Render the following material again verbatim, leaving nothing out.

▶ **PROVIDED INFORMATION**:
+-------+

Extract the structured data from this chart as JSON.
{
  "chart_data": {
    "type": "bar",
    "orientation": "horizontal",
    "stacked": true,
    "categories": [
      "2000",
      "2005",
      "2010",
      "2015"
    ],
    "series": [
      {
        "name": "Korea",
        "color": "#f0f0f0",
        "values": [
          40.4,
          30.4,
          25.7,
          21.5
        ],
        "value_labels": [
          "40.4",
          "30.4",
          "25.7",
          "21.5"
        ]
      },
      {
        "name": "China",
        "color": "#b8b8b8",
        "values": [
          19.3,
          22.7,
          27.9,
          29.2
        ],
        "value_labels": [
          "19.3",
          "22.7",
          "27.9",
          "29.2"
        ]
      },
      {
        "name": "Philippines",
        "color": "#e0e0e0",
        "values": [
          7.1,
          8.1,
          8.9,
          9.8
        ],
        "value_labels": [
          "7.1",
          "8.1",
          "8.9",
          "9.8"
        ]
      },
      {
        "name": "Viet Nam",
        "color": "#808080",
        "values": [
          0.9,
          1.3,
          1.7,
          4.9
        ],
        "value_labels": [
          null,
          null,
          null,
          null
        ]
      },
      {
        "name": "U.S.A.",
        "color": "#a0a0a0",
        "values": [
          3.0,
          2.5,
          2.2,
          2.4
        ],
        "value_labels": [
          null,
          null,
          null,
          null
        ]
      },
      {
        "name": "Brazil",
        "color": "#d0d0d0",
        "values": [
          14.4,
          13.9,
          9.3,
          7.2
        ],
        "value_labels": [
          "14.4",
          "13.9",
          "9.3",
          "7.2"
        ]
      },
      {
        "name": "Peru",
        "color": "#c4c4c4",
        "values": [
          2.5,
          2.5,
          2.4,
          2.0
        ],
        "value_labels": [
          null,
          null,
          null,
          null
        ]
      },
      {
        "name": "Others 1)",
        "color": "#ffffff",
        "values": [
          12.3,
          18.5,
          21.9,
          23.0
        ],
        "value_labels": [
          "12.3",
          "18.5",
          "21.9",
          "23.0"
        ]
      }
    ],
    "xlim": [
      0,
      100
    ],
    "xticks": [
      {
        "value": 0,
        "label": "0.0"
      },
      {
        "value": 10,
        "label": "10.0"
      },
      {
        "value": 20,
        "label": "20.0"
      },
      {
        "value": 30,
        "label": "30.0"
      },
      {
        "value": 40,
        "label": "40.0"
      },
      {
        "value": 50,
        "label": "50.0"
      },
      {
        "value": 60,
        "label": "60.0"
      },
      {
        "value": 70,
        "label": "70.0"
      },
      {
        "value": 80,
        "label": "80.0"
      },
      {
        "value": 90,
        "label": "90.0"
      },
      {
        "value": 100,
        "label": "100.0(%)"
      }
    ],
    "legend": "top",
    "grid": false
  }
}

+-------+

▶ **THE RESPONSE**:
Extract the structured data from this chart as JSON.
{
  "chart_data": {
    "type": "bar",
    "orientation": "horizontal",
    "stacked": true,
    "categories": [
      "2000",
      "2005",
      "2010",
      "2015"
    ],
    "series": [
      {
        "name": "Korea",
        "color": "#f0f0f0",
        "values": [
          40.4,
          30.4,
          25.7,
          21.5
        ],
        "value_labels": [
          "40.4",
          "30.4",
          "25.7",
          "21.5"
        ]
      },
      {
        "name": "China",
        "color": "#b8b8b8",
        "values": [
          19.3,
          22.7,
          27.9,
          29.2
        ],
        "value_labels": [
          "19.3",
          "22.7",
          "27.9",
          "29.2"
        ]
      },
      {
        "name": "Philippines",
        "color": "#e0e0e0",
        "values": [
          7.1,
          8.1,
          8.9,
          9.8
        ],
        "value_labels": [
          "7.1",
          "8.1",
          "8.9",
          "9.8"
        ]
      },
      {
        "name": "Viet Nam",
        "color": "#808080",
        "values": [
          0.9,
          1.3,
          1.7,
          4.9
        ],
        "value_labels": [
          null,
          null,
          null,
          null
        ]
      },
      {
        "name": "U.S.A.",
        "color": "#a0a0a0",
        "values": [
          3.0,
          2.5,
          2.2,
          2.4
        ],
        "value_labels": [
          null,
          null,
          null,
          null
        ]
      },
      {
        "name": "Brazil",
        "color": "#d0d0d0",
        "values": [
          14.4,
          13.9,
          9.3,
          7.2
        ],
        "value_labels": [
          "14.4",
          "13.9",
          "9.3",
          "7.2"
        ]
      },
      {
        "name": "Peru",
        "color": "#c4c4c4",
        "values": [
          2.5,
          2.5,
          2.4,
          2.0
        ],
        "value_labels": [
          null,
          null,
          null,
          null
        ]
      },
      {
        "name": "Others 1)",
        "color": "#ffffff",
        "values": [
          12.3,
          18.5,
          21.9,
          23.0
        ],
        "value_labels": [
          "12.3",
          "18.5",
          "21.9",
          "23.0"
        ]
      }
    ],
    "xlim": [
      0,
      100
    ],
    "xticks": [
      {
        "value": 0,
        "label": "0.0"
      },
      {
        "value": 10,
        "label": "10.0"
      },
      {
        "value": 20,
        "label": "20.0"
      },
      {
        "value": 30,
        "label": "30.0"
      },
      {
        "value": 40,
        "label": "40.0"
      },
      {
        "value": 50,
        "label": "50.0"
      },
      {
        "value": 60,
        "label": "60.0"
      },
      {
        "value": 70,
        "label": "70.0"
      },
      {
        "value": 80,
        "label": "80.0"
      },
      {
        "value": 90,
        "label": "90.0"
      },
      {
        "value": 100,
        "label": "100.0(%)"
      }
    ],
    "legend": "top",
    "grid": false
  }
}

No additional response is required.